Figure data in JSON

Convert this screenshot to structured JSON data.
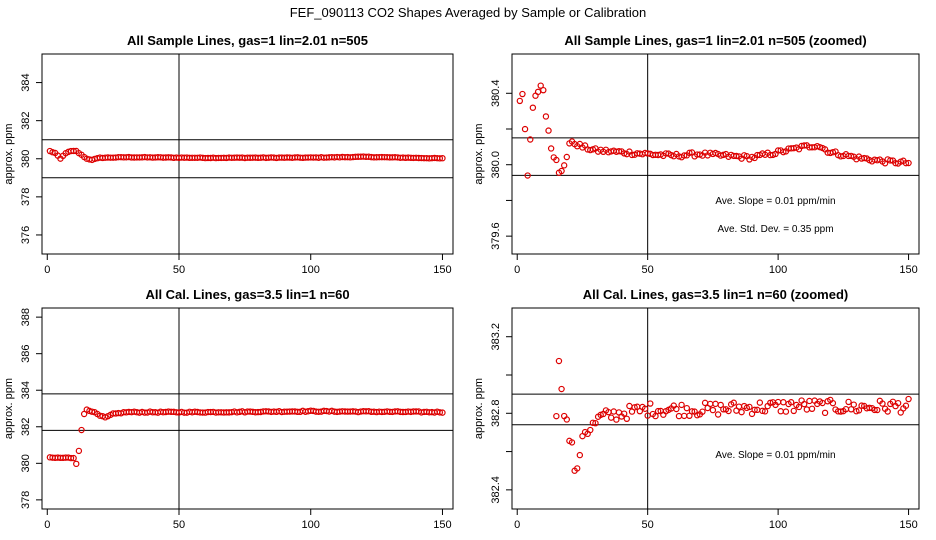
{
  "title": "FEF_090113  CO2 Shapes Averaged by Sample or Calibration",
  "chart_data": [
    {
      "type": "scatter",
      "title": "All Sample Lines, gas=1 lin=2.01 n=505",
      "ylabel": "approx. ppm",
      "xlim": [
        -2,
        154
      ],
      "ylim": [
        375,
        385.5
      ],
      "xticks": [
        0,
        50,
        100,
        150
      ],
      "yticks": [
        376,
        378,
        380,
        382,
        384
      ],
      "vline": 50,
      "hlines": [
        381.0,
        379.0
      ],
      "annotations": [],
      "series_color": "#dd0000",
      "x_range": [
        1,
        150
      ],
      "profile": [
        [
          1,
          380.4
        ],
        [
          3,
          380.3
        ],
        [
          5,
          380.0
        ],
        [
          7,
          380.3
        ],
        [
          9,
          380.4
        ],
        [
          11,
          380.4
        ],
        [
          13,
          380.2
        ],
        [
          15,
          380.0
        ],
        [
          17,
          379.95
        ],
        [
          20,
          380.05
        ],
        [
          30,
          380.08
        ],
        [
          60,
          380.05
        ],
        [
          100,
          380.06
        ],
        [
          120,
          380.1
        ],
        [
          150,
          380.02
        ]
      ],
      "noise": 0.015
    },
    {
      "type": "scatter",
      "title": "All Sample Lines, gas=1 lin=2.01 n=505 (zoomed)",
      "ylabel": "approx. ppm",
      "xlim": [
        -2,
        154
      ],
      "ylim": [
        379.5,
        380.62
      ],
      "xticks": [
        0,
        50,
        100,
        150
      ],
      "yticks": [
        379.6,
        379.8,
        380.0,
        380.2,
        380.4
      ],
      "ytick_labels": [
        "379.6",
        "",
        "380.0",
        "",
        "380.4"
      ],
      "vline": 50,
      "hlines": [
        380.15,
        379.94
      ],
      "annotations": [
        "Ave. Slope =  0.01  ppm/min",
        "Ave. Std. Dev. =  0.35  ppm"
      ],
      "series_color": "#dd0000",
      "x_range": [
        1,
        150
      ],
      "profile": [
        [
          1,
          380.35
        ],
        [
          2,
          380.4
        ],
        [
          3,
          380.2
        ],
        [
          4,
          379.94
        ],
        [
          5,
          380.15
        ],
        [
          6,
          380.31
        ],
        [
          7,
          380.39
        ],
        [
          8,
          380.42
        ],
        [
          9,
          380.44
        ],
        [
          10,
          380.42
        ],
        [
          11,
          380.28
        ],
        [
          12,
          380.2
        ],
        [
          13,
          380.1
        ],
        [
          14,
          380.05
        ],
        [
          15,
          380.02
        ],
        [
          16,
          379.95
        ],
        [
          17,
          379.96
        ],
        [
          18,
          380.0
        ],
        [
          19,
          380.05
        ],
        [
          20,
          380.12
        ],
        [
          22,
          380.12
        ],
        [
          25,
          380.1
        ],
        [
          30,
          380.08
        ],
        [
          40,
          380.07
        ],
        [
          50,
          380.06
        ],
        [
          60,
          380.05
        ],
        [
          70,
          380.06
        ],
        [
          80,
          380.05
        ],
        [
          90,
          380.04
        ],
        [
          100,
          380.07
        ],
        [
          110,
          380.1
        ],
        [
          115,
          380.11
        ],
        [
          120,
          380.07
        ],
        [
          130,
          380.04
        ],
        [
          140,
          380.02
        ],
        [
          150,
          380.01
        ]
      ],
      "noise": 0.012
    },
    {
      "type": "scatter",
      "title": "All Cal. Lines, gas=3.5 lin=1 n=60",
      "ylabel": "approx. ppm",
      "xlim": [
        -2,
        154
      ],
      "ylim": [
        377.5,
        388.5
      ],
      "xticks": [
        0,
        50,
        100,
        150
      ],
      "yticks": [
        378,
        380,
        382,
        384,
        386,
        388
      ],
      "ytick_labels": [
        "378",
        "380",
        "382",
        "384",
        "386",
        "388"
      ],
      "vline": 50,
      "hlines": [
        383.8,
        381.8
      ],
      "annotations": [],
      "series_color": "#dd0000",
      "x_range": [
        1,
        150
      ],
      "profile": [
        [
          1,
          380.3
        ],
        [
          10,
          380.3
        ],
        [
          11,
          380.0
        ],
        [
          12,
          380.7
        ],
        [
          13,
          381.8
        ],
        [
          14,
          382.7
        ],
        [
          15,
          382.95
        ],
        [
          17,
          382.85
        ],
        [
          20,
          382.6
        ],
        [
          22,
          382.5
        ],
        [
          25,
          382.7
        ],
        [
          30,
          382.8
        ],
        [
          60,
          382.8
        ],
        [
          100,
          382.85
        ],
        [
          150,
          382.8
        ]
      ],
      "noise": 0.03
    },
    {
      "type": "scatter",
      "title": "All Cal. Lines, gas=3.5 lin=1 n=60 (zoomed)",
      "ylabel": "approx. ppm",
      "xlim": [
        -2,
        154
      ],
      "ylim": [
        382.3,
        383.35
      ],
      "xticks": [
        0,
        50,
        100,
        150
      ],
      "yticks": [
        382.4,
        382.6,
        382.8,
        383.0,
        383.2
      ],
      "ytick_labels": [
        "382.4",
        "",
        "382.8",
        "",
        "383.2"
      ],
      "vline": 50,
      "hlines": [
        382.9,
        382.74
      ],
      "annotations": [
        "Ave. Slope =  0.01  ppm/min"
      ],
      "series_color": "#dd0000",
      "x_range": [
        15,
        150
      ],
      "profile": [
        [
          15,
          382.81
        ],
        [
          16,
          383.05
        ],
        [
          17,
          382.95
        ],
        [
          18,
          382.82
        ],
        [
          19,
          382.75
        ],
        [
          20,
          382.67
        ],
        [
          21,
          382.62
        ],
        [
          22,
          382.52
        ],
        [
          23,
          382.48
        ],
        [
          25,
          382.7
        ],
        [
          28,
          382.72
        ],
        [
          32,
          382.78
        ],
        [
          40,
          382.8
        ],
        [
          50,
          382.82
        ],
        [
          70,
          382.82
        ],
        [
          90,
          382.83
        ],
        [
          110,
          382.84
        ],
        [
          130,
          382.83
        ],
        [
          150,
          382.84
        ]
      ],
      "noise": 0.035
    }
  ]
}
==
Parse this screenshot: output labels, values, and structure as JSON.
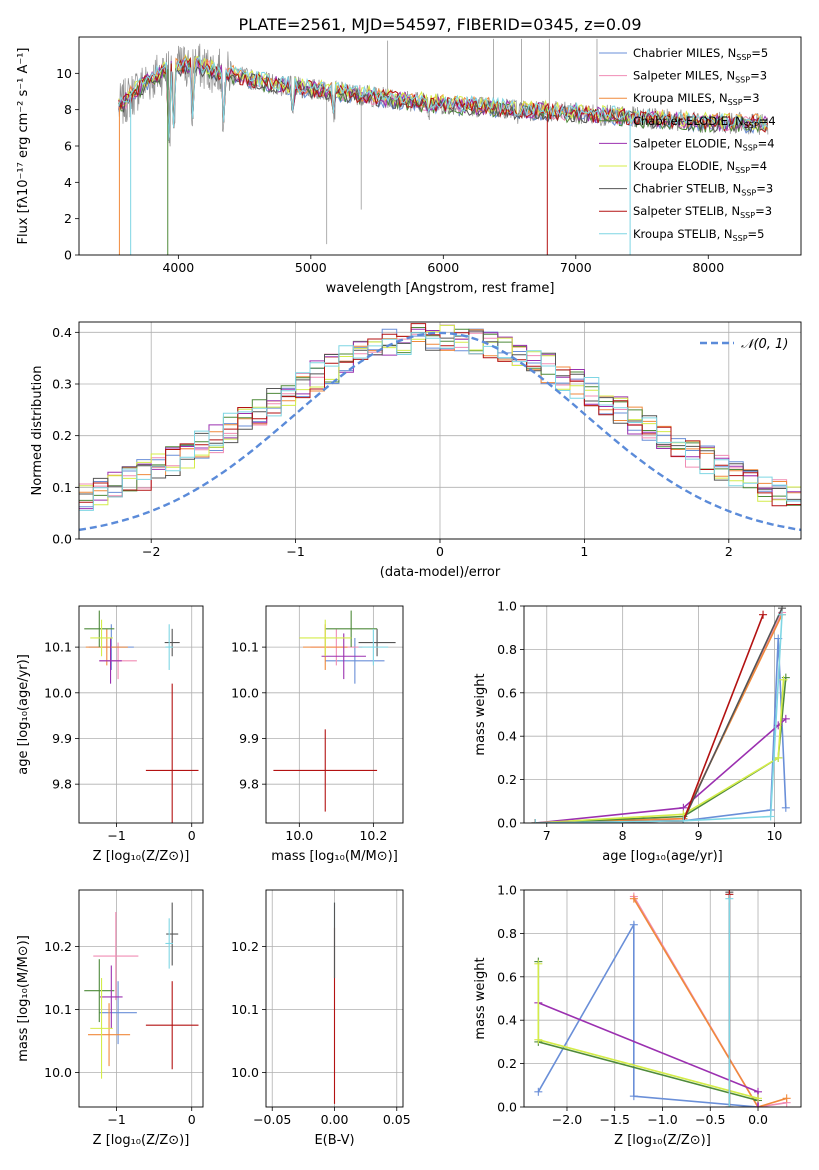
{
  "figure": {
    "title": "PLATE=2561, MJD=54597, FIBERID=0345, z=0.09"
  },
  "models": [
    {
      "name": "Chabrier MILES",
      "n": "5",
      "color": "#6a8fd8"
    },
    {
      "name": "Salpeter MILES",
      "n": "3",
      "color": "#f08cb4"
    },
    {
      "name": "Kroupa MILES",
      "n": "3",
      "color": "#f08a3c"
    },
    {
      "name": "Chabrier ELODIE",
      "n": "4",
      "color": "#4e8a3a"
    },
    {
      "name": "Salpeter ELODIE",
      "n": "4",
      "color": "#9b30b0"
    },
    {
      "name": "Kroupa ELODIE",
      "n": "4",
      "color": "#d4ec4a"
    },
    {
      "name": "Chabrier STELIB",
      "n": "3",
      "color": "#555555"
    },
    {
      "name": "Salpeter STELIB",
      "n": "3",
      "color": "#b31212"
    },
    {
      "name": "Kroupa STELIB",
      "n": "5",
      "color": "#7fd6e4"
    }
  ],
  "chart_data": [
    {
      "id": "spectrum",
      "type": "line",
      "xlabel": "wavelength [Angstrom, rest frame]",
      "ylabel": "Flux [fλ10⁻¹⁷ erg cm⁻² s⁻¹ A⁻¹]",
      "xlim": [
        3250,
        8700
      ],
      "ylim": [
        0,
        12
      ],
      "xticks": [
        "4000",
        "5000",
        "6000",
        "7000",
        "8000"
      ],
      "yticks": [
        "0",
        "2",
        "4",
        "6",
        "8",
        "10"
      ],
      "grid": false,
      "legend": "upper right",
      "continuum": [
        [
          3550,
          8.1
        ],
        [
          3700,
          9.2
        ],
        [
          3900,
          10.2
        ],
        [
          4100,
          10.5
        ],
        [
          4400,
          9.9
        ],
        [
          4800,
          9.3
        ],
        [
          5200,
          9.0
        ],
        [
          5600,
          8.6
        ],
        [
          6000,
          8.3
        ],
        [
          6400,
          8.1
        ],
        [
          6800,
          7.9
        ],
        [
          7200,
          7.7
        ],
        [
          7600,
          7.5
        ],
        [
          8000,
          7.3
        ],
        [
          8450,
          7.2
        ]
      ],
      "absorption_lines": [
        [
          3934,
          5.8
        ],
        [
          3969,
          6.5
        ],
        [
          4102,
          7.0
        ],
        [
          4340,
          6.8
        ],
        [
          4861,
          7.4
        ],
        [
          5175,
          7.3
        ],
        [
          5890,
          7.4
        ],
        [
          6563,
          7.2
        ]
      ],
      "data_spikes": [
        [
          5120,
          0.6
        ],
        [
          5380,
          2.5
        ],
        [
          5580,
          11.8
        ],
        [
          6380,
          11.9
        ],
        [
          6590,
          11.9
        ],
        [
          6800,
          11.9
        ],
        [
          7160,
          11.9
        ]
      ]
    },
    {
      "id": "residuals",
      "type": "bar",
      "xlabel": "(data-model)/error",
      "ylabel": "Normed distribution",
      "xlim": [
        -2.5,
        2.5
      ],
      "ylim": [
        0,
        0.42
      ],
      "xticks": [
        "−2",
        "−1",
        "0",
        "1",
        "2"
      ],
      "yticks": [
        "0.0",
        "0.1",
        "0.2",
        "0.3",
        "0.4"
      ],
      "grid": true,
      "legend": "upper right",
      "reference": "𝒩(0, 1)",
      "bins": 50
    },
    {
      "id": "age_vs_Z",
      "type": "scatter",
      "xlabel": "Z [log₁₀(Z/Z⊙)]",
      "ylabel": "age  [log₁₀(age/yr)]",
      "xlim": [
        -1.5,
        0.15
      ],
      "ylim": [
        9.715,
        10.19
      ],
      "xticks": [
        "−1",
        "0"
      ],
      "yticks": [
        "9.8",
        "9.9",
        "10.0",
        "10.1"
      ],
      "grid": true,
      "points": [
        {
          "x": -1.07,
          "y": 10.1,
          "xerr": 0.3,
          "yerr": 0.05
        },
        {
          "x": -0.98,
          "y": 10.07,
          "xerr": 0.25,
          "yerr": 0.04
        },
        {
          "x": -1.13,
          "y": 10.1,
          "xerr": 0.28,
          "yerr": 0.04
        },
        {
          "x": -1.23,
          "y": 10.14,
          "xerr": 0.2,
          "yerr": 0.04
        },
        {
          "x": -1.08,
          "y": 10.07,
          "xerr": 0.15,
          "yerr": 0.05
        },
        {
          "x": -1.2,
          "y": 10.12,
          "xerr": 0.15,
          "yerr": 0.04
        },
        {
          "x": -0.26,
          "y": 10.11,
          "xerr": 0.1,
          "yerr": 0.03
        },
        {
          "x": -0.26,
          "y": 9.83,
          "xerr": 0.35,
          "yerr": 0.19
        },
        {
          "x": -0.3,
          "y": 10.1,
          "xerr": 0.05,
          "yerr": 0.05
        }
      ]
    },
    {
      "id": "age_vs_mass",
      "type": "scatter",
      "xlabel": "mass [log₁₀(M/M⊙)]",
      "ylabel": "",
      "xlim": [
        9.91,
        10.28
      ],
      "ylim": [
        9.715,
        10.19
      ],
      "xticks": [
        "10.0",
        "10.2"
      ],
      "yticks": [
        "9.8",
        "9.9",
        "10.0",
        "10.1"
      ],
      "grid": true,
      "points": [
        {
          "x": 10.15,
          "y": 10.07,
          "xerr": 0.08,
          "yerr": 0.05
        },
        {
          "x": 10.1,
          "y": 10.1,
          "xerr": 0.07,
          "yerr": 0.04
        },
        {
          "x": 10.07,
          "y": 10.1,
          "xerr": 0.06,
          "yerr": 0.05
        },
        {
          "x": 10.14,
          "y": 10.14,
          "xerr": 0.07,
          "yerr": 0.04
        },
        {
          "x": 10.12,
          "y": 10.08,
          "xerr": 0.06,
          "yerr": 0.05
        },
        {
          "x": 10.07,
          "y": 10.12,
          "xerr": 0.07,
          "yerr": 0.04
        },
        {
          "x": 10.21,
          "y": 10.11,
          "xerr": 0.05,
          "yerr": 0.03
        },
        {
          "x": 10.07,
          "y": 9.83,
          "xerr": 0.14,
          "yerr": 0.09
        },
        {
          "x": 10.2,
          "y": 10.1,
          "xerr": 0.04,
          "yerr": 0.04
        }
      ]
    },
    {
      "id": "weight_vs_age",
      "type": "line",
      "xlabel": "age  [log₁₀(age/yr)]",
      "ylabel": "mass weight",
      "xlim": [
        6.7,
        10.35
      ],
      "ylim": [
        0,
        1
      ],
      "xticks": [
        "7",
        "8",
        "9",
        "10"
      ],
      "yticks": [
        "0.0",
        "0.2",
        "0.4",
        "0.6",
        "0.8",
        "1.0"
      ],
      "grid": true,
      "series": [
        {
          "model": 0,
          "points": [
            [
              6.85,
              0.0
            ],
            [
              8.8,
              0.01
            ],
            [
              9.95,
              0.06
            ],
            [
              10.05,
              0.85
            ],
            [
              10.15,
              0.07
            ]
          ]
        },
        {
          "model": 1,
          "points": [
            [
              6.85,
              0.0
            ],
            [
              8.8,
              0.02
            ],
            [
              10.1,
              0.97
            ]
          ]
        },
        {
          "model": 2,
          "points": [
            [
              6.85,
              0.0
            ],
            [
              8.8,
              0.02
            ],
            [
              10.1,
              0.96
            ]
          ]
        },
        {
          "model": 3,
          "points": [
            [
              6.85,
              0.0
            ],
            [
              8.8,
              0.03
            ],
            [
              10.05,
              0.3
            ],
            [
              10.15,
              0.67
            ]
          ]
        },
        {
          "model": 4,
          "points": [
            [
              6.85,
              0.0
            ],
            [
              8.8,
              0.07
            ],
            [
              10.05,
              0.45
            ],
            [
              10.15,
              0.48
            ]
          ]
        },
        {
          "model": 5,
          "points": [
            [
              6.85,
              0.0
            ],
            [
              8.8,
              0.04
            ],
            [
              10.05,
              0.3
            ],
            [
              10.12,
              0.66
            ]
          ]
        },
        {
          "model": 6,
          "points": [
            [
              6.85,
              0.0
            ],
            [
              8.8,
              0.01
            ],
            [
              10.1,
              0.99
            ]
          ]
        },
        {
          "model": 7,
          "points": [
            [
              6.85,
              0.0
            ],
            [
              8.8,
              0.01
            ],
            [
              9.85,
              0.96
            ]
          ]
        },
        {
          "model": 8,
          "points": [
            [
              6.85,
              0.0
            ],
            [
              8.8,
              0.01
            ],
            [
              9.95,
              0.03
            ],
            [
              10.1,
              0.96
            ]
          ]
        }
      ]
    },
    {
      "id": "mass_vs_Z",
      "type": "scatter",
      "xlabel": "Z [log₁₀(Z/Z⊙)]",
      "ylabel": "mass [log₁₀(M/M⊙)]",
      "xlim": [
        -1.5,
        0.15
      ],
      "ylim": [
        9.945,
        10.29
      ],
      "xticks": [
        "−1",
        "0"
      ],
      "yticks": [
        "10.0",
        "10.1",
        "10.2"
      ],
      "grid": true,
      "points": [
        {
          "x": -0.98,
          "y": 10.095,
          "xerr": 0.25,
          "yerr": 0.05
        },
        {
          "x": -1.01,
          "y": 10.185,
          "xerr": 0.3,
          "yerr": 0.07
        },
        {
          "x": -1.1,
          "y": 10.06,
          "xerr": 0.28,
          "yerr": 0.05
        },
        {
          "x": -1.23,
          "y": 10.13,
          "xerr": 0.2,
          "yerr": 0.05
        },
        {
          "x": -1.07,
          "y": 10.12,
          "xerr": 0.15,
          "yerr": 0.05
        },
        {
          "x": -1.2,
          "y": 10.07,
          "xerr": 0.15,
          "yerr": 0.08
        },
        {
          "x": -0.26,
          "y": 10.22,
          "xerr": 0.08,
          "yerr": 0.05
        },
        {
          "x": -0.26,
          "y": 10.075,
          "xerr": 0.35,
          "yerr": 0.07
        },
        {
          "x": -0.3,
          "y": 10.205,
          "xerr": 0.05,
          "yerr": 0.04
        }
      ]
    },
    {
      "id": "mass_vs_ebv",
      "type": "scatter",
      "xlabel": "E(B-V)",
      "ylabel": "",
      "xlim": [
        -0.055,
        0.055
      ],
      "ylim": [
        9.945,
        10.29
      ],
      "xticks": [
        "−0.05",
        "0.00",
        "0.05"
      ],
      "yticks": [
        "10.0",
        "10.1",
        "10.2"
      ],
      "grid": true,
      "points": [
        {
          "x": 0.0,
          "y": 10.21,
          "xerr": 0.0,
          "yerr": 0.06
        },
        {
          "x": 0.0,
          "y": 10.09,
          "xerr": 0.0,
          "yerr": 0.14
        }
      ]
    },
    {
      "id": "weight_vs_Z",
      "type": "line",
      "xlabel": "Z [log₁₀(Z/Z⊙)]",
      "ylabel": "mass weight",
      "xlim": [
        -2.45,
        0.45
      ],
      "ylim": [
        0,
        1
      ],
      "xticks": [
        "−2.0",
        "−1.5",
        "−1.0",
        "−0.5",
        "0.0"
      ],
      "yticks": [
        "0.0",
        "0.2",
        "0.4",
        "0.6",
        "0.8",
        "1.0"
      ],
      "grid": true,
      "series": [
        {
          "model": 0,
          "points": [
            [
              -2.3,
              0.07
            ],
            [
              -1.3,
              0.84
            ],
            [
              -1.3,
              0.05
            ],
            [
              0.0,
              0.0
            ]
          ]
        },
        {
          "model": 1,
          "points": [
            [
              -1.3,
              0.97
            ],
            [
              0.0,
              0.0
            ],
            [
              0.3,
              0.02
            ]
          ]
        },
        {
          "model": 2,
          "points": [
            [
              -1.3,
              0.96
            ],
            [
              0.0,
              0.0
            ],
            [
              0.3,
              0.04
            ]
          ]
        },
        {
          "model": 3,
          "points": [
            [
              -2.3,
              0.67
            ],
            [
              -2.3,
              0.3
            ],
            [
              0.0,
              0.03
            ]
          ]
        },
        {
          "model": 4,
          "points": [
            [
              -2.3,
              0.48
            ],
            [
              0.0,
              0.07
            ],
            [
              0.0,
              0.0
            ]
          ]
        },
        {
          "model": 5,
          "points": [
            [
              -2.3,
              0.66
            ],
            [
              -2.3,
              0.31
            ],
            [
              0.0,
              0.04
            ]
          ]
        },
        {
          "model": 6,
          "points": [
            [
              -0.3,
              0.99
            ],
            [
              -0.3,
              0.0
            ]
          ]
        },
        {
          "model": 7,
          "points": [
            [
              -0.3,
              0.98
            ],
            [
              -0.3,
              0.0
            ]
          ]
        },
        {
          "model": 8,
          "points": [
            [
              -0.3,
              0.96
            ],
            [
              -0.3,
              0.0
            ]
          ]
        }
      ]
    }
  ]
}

• **WHAT IS REQUIRED**
Go over the records above and tally the lines with the word "STELIB" in them. Give the number alone.

• **RESPONSE TO THIS EXERCISE**
3